Exercise = State how many lines in the records hold the word "name", giving the number and no other text.

%%

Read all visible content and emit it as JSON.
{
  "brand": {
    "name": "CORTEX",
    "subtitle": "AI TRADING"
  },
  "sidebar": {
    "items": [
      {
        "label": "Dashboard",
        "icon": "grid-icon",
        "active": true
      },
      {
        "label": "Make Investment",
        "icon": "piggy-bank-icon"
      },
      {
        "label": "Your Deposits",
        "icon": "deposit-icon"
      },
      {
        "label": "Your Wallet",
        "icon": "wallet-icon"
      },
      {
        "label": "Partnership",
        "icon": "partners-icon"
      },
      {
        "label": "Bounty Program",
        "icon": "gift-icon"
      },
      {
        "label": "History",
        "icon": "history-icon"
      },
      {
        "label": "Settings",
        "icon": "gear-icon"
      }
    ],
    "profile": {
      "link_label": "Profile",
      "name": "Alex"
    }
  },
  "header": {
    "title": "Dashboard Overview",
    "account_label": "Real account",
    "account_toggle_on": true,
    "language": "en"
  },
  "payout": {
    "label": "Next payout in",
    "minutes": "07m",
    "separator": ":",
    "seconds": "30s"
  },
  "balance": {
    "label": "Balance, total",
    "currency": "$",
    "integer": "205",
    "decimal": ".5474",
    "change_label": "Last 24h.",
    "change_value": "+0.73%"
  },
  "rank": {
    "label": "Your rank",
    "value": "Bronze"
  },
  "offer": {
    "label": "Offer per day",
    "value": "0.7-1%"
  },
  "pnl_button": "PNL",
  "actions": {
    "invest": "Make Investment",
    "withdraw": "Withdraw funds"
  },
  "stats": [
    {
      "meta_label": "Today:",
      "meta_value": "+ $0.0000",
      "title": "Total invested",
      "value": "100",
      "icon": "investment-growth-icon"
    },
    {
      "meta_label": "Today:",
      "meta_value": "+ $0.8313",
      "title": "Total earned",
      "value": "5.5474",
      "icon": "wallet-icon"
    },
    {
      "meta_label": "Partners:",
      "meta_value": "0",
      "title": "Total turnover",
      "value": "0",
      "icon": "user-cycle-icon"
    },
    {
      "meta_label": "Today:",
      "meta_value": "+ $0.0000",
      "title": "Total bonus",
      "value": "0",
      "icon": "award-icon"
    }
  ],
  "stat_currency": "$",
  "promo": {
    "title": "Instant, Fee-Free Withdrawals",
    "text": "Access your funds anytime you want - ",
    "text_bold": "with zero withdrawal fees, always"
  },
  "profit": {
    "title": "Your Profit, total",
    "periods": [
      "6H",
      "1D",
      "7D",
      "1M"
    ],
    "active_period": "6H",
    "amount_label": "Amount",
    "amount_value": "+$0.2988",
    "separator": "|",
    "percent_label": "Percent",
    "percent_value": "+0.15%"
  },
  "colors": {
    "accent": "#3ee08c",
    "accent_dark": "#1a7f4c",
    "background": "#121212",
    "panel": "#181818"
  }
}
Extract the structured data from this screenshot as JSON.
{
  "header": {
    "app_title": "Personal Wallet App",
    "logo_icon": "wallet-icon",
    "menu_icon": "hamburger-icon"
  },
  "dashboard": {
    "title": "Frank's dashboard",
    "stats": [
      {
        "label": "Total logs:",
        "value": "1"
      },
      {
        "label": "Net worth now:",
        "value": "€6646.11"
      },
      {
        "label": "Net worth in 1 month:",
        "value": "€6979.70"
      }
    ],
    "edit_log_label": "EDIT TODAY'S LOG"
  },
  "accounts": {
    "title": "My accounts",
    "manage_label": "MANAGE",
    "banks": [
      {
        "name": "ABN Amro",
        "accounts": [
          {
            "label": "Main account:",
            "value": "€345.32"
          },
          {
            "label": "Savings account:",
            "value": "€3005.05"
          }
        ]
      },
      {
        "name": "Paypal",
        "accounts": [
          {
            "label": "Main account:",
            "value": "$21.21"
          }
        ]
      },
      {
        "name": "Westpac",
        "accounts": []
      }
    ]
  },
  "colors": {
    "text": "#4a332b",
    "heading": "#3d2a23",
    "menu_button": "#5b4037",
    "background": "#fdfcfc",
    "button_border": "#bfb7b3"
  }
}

%%

Solution to this exercise = 5